Structured figure records
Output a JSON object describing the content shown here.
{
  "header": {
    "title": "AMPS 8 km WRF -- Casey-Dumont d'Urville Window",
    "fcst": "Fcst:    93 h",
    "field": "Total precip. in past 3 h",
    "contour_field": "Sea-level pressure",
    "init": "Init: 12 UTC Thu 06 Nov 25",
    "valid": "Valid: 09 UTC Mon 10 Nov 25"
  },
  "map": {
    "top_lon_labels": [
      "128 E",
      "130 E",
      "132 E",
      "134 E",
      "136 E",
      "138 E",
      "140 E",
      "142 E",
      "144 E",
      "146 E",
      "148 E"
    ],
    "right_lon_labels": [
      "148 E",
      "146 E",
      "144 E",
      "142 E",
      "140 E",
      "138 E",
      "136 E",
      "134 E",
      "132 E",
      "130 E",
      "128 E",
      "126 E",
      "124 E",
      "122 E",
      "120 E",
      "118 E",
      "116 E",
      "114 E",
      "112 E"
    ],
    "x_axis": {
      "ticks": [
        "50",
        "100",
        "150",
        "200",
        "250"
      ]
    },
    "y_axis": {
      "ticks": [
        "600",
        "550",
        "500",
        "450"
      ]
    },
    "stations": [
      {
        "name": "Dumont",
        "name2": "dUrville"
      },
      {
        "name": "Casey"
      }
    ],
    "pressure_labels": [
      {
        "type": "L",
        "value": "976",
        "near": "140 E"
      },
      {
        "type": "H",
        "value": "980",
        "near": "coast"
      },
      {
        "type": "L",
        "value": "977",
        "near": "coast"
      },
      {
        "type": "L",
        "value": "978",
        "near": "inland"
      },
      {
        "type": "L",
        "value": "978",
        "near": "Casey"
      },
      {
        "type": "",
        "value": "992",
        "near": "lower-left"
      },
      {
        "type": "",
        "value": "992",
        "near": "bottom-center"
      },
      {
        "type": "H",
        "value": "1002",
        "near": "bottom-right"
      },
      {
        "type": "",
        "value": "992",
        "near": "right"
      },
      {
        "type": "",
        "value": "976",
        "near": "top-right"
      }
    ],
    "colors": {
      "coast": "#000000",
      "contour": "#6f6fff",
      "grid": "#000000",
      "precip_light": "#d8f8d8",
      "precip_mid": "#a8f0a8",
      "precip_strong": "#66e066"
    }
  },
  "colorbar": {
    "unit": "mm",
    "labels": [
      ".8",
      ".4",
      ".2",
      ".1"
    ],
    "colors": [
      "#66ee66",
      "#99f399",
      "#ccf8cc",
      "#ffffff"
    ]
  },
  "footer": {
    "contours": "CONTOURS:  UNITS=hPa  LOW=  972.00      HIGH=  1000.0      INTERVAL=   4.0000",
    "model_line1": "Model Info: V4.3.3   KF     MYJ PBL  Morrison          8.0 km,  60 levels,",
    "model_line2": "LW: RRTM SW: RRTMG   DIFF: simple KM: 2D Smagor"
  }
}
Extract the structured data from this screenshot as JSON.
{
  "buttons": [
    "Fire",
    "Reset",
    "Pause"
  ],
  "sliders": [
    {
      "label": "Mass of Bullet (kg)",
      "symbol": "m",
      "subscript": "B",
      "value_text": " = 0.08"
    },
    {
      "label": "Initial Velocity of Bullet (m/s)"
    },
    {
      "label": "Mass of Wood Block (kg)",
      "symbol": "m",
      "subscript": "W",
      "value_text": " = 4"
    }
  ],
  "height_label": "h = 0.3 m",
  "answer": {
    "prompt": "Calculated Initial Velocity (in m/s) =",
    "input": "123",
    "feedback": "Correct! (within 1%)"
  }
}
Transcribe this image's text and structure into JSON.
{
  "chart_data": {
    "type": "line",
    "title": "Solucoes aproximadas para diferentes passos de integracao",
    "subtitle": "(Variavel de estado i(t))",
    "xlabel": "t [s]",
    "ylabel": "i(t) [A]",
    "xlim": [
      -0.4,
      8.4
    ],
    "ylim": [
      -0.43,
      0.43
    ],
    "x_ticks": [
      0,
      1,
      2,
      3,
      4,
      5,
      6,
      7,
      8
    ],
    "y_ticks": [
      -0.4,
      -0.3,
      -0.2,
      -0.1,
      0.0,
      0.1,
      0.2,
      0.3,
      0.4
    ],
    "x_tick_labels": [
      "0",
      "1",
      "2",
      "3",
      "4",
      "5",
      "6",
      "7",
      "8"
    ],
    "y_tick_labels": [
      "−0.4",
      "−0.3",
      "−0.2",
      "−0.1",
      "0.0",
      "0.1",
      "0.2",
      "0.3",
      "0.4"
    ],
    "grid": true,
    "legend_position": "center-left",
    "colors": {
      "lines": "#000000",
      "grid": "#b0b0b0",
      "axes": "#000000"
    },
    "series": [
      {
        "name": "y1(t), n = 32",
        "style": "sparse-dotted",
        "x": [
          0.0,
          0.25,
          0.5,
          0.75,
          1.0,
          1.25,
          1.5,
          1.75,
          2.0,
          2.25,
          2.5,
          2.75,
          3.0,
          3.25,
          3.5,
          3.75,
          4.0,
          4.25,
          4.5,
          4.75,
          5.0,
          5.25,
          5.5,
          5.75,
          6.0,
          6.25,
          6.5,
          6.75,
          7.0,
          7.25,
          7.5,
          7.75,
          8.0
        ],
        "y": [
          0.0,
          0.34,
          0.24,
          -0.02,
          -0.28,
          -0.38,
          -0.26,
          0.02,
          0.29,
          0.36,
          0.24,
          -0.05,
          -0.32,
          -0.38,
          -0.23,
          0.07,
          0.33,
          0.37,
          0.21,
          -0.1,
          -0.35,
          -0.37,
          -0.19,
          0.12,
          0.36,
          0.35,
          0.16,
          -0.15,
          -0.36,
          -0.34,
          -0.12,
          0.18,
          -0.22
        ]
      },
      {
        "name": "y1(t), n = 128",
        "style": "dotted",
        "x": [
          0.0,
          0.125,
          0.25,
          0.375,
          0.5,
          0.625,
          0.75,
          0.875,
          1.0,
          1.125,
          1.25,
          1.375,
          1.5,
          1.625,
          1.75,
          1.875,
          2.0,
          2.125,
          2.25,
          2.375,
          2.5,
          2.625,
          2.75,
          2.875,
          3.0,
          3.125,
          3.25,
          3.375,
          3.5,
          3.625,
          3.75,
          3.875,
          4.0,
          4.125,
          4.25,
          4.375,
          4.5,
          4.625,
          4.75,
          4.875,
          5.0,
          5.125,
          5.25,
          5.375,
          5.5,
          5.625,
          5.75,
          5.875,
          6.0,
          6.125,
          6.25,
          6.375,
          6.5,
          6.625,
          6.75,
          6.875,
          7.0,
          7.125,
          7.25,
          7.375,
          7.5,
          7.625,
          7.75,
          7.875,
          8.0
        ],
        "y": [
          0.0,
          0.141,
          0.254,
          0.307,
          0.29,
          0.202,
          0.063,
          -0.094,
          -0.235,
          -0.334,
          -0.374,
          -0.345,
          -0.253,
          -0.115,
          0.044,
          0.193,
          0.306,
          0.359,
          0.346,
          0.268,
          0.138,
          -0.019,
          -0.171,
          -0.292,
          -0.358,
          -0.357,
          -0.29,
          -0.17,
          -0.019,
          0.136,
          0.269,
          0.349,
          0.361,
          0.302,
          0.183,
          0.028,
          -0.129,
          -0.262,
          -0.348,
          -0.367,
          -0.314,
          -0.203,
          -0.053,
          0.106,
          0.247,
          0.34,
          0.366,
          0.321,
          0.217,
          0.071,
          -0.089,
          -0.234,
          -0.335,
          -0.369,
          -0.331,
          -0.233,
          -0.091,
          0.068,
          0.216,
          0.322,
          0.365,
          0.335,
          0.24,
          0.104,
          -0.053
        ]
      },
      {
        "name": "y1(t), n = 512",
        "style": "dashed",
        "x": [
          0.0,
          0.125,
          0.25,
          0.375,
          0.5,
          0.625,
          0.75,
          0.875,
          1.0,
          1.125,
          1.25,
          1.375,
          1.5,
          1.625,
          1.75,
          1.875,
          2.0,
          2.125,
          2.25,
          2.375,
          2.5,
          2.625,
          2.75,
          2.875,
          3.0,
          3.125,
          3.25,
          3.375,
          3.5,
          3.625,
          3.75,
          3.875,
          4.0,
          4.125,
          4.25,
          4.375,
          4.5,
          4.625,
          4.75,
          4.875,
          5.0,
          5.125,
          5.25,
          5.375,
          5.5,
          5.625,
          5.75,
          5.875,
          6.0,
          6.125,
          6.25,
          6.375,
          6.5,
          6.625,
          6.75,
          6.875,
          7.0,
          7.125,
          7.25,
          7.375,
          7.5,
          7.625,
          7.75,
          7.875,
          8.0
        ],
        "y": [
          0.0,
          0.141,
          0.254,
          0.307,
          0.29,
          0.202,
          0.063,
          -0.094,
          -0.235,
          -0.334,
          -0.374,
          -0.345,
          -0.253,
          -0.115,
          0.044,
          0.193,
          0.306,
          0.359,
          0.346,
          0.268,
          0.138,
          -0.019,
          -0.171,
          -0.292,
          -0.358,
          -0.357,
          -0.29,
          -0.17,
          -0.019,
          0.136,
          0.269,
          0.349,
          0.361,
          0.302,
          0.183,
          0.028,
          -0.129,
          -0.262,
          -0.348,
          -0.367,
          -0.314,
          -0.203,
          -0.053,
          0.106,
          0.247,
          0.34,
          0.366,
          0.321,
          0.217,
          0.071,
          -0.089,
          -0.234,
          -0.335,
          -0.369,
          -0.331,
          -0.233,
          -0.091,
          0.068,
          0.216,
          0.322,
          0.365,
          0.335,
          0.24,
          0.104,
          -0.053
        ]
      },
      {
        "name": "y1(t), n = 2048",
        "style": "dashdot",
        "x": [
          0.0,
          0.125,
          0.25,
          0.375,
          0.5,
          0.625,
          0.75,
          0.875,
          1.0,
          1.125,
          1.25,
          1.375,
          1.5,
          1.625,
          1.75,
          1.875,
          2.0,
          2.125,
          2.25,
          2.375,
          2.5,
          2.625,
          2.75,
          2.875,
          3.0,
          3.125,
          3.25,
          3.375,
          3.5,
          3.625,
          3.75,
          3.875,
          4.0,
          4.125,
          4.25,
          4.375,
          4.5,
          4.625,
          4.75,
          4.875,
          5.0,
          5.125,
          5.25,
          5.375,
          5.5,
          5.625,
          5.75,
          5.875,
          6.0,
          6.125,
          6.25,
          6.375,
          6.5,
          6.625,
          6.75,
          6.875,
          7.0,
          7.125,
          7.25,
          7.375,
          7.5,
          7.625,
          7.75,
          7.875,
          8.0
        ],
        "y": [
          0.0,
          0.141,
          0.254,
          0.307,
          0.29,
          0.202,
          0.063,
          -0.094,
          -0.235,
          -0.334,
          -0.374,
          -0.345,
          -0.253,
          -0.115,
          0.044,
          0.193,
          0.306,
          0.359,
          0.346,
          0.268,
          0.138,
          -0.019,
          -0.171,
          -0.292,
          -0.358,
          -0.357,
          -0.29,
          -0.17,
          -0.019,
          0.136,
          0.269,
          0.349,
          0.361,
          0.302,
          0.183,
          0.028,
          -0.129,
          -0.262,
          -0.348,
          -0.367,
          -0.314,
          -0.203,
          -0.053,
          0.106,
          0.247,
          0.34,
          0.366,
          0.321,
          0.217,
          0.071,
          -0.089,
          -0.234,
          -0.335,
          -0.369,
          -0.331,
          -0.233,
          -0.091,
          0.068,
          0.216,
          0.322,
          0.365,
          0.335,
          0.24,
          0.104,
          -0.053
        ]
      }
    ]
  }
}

Exercise prompt = Identify and extract each line of the listing that contains "Bullet".

Written answer =
      "label": "Mass of Bullet (kg)",
      "label": "Initial Velocity of Bullet (m/s)"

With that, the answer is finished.